-- Begin Data for this exercise --

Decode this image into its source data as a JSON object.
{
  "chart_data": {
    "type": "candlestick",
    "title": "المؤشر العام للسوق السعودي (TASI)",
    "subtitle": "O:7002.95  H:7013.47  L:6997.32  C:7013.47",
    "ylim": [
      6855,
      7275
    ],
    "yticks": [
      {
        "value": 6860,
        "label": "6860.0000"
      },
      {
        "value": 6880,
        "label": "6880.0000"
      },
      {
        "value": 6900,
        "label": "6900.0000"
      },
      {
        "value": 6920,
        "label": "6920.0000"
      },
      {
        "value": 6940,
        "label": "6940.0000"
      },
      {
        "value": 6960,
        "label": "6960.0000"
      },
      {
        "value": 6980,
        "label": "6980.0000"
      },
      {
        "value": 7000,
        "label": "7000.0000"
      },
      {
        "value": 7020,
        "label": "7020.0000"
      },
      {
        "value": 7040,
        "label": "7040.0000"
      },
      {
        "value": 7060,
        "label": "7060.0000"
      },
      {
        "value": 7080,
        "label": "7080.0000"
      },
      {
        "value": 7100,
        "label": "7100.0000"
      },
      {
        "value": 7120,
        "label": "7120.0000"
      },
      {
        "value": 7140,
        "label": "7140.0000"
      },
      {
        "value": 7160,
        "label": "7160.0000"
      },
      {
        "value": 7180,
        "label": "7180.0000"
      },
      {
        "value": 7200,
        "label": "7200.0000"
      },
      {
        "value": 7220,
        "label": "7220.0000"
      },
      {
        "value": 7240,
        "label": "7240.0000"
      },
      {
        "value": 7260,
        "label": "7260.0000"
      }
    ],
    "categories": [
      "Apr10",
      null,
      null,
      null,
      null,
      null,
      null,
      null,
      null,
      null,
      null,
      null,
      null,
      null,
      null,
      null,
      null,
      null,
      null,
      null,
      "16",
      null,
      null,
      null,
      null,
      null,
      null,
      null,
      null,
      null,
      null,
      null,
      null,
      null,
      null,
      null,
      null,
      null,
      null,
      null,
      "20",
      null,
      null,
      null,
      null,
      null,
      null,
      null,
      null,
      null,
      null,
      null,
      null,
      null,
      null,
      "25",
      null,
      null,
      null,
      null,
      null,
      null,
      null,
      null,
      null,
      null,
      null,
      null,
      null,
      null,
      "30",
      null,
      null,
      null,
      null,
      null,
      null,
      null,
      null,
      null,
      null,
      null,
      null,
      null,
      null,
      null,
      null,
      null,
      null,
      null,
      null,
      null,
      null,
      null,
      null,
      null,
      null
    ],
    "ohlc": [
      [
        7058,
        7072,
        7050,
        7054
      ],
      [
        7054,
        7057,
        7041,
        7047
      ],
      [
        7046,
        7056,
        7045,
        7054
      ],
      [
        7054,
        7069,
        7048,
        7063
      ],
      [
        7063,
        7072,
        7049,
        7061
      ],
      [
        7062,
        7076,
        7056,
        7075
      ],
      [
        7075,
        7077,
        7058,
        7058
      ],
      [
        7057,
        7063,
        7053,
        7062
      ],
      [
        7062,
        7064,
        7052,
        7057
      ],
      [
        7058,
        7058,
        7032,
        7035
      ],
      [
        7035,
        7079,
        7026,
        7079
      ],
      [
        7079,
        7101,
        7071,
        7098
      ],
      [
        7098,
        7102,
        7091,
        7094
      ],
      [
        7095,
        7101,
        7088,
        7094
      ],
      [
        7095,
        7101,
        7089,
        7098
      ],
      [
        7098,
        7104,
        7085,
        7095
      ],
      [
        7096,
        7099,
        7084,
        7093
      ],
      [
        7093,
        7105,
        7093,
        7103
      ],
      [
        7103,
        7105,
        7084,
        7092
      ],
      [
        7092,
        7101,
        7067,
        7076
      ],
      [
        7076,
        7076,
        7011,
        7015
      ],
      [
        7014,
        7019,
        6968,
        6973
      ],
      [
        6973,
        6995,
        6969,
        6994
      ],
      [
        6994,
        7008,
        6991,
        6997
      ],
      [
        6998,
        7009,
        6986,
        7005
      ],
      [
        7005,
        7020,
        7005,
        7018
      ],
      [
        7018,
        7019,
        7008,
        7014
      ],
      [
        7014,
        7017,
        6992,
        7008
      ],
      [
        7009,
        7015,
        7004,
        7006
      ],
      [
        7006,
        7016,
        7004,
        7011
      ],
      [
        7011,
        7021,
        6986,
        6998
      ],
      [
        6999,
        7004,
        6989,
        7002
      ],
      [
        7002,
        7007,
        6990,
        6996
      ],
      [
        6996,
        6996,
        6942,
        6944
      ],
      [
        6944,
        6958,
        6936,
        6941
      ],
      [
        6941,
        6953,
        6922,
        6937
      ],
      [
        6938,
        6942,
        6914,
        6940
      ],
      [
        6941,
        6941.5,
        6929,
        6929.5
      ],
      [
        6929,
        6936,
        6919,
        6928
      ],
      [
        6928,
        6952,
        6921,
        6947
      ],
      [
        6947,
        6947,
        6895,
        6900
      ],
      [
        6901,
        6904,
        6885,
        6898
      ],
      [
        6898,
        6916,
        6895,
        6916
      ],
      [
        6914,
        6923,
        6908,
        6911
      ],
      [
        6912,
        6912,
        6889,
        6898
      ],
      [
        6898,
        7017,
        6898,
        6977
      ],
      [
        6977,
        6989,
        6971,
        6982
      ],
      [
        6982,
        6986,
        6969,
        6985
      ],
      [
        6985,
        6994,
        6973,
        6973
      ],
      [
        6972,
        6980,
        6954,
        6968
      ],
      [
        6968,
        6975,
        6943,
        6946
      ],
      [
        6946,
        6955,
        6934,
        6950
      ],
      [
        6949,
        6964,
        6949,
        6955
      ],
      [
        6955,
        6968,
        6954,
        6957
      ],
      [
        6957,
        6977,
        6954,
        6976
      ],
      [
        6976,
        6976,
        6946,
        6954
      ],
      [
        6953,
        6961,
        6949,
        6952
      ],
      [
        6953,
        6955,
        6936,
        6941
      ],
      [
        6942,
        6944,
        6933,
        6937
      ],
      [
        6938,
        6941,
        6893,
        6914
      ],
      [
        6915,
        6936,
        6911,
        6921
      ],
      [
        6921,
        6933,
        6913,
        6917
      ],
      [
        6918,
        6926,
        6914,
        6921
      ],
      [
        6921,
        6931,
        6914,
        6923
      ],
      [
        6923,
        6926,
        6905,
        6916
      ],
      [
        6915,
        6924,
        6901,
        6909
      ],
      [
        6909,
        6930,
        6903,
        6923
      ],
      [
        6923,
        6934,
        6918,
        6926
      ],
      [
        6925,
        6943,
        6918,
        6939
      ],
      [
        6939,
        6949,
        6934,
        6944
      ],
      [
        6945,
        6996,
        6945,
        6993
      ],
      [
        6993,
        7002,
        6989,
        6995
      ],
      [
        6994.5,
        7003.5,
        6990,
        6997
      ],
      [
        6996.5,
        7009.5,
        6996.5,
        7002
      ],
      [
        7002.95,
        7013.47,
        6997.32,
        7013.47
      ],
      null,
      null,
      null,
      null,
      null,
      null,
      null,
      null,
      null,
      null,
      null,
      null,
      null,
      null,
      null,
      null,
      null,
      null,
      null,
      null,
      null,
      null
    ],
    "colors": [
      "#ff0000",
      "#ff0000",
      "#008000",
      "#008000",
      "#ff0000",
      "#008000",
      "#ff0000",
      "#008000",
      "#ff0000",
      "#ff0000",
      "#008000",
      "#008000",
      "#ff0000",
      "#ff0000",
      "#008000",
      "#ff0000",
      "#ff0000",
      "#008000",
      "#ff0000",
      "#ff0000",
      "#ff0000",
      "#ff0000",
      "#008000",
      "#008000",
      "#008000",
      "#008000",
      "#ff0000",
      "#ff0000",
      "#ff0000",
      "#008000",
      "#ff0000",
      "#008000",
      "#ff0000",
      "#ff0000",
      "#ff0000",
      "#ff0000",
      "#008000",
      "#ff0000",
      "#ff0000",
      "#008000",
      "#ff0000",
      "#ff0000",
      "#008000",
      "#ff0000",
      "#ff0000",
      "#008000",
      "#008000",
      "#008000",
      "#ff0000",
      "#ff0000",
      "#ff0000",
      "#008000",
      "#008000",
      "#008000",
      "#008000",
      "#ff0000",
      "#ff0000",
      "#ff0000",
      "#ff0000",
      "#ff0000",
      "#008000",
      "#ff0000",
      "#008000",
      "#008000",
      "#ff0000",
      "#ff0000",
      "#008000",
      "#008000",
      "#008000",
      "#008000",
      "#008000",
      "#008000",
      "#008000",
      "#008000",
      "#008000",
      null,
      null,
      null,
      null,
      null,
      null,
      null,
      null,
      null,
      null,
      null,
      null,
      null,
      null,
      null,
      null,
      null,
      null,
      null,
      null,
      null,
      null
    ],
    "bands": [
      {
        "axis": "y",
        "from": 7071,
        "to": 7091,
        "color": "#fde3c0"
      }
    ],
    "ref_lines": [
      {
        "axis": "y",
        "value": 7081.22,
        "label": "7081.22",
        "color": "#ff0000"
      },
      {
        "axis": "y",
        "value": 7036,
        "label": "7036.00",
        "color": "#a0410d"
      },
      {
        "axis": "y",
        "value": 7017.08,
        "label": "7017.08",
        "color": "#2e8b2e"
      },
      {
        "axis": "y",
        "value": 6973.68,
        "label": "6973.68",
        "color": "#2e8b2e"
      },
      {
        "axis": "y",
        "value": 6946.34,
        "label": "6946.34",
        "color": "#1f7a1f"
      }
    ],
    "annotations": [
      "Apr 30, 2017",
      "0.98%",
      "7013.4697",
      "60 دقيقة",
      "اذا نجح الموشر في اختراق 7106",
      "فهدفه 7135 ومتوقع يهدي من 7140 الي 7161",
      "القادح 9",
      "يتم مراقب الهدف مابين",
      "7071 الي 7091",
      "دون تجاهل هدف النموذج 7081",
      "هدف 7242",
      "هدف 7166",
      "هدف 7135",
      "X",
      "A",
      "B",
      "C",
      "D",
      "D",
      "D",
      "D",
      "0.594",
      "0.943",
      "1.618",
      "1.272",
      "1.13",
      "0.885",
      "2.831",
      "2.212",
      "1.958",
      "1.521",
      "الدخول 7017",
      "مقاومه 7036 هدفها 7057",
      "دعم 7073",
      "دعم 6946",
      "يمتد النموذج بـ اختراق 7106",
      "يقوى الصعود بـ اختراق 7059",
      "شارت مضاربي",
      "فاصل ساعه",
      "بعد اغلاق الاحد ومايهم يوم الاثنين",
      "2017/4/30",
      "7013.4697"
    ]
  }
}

-- End Data for this exercise --

__Prompt__
Find the string "النموذج" in the entries above and return each line that holds it.

__Result of the exercise__
      "دون تجاهل هدف النموذج 7081",
      "يمتد النموذج بـ اختراق 7106",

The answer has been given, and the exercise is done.